- To be done: Output the entries verbatim, including every line.

§

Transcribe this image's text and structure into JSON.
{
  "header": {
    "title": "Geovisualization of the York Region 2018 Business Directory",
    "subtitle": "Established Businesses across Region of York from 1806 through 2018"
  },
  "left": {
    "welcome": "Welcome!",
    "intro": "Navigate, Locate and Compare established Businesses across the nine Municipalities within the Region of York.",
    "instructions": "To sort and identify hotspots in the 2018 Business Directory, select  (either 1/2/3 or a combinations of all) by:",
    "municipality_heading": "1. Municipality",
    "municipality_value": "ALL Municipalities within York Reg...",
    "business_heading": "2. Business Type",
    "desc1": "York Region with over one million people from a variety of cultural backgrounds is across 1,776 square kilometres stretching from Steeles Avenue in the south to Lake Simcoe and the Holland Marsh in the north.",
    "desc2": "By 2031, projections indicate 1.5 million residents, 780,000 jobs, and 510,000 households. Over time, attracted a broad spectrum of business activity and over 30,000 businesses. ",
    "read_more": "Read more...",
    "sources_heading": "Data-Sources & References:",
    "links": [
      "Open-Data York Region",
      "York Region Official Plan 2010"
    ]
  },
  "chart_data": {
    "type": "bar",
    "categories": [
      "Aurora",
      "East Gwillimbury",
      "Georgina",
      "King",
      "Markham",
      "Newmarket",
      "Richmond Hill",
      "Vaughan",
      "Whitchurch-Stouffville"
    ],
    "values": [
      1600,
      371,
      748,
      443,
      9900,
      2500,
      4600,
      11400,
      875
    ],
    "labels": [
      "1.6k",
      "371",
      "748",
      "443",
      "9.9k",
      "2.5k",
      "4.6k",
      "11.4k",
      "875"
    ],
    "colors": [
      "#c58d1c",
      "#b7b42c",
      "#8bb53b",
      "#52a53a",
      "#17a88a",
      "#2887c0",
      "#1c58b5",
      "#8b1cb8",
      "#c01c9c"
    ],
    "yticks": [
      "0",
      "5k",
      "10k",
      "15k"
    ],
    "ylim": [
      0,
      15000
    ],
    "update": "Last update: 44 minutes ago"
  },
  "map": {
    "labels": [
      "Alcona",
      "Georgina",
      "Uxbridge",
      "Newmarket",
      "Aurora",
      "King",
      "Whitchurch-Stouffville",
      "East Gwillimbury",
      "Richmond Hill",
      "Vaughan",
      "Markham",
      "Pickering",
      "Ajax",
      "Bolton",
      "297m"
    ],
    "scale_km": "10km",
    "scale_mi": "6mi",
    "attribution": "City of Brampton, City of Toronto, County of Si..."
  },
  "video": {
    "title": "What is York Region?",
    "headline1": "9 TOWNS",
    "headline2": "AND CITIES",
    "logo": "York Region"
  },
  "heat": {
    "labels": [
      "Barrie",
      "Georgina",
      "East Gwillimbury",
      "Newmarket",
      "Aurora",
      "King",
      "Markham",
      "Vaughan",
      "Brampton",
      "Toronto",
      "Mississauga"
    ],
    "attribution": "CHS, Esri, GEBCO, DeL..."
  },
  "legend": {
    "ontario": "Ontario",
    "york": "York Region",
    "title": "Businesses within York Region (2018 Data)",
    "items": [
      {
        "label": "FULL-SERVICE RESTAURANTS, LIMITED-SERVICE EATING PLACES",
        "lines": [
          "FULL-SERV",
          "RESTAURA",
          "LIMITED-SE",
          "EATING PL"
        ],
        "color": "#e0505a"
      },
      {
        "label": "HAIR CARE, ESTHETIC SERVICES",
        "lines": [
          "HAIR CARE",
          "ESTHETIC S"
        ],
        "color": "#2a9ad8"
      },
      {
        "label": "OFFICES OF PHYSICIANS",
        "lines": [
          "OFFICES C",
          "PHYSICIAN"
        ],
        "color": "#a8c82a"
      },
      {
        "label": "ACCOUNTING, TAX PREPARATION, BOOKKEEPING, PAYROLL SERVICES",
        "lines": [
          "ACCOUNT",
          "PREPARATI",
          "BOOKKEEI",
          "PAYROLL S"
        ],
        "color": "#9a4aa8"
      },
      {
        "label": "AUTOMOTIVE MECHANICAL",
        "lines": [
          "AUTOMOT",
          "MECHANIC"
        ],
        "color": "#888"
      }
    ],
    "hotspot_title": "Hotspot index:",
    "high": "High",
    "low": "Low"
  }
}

§

- Result of the exercise:
Transcribe this image's text and structure into JSON.
{
  "header": {
    "title": "Geovisualization of the York Region 2018 Business Directory",
    "subtitle": "Established Businesses across Region of York from 1806 through 2018"
  },
  "left": {
    "welcome": "Welcome!",
    "intro": "Navigate, Locate and Compare established Businesses across the nine Municipalities within the Region of York.",
    "instructions": "To sort and identify hotspots in the 2018 Business Directory, select  (either 1/2/3 or a combinations of all) by:",
    "municipality_heading": "1. Municipality",
    "municipality_value": "ALL Municipalities within York Reg...",
    "business_heading": "2. Business Type",
    "desc1": "York Region with over one million people from a variety of cultural backgrounds is across 1,776 square kilometres stretching from Steeles Avenue in the south to Lake Simcoe and the Holland Marsh in the north.",
    "desc2": "By 2031, projections indicate 1.5 million residents, 780,000 jobs, and 510,000 households. Over time, attracted a broad spectrum of business activity and over 30,000 businesses. ",
    "read_more": "Read more...",
    "sources_heading": "Data-Sources & References:",
    "links": [
      "Open-Data York Region",
      "York Region Official Plan 2010"
    ]
  },
  "chart_data": {
    "type": "bar",
    "categories": [
      "Aurora",
      "East Gwillimbury",
      "Georgina",
      "King",
      "Markham",
      "Newmarket",
      "Richmond Hill",
      "Vaughan",
      "Whitchurch-Stouffville"
    ],
    "values": [
      1600,
      371,
      748,
      443,
      9900,
      2500,
      4600,
      11400,
      875
    ],
    "labels": [
      "1.6k",
      "371",
      "748",
      "443",
      "9.9k",
      "2.5k",
      "4.6k",
      "11.4k",
      "875"
    ],
    "colors": [
      "#c58d1c",
      "#b7b42c",
      "#8bb53b",
      "#52a53a",
      "#17a88a",
      "#2887c0",
      "#1c58b5",
      "#8b1cb8",
      "#c01c9c"
    ],
    "yticks": [
      "0",
      "5k",
      "10k",
      "15k"
    ],
    "ylim": [
      0,
      15000
    ],
    "update": "Last update: 44 minutes ago"
  },
  "map": {
    "labels": [
      "Alcona",
      "Georgina",
      "Uxbridge",
      "Newmarket",
      "Aurora",
      "King",
      "Whitchurch-Stouffville",
      "East Gwillimbury",
      "Richmond Hill",
      "Vaughan",
      "Markham",
      "Pickering",
      "Ajax",
      "Bolton",
      "297m"
    ],
    "scale_km": "10km",
    "scale_mi": "6mi",
    "attribution": "City of Brampton, City of Toronto, County of Si..."
  },
  "video": {
    "title": "What is York Region?",
    "headline1": "9 TOWNS",
    "headline2": "AND CITIES",
    "logo": "York Region"
  },
  "heat": {
    "labels": [
      "Barrie",
      "Georgina",
      "East Gwillimbury",
      "Newmarket",
      "Aurora",
      "King",
      "Markham",
      "Vaughan",
      "Brampton",
      "Toronto",
      "Mississauga"
    ],
    "attribution": "CHS, Esri, GEBCO, DeL..."
  },
  "legend": {
    "ontario": "Ontario",
    "york": "York Region",
    "title": "Businesses within York Region (2018 Data)",
    "items": [
      {
        "label": "FULL-SERVICE RESTAURANTS, LIMITED-SERVICE EATING PLACES",
        "lines": [
          "FULL-SERV",
          "RESTAURA",
          "LIMITED-SE",
          "EATING PL"
        ],
        "color": "#e0505a"
      },
      {
        "label": "HAIR CARE, ESTHETIC SERVICES",
        "lines": [
          "HAIR CARE",
          "ESTHETIC S"
        ],
        "color": "#2a9ad8"
      },
      {
        "label": "OFFICES OF PHYSICIANS",
        "lines": [
          "OFFICES C",
          "PHYSICIAN"
        ],
        "color": "#a8c82a"
      },
      {
        "label": "ACCOUNTING, TAX PREPARATION, BOOKKEEPING, PAYROLL SERVICES",
        "lines": [
          "ACCOUNT",
          "PREPARATI",
          "BOOKKEEI",
          "PAYROLL S"
        ],
        "color": "#9a4aa8"
      },
      {
        "label": "AUTOMOTIVE MECHANICAL",
        "lines": [
          "AUTOMOT",
          "MECHANIC"
        ],
        "color": "#888"
      }
    ],
    "hotspot_title": "Hotspot index:",
    "high": "High",
    "low": "Low"
  }
}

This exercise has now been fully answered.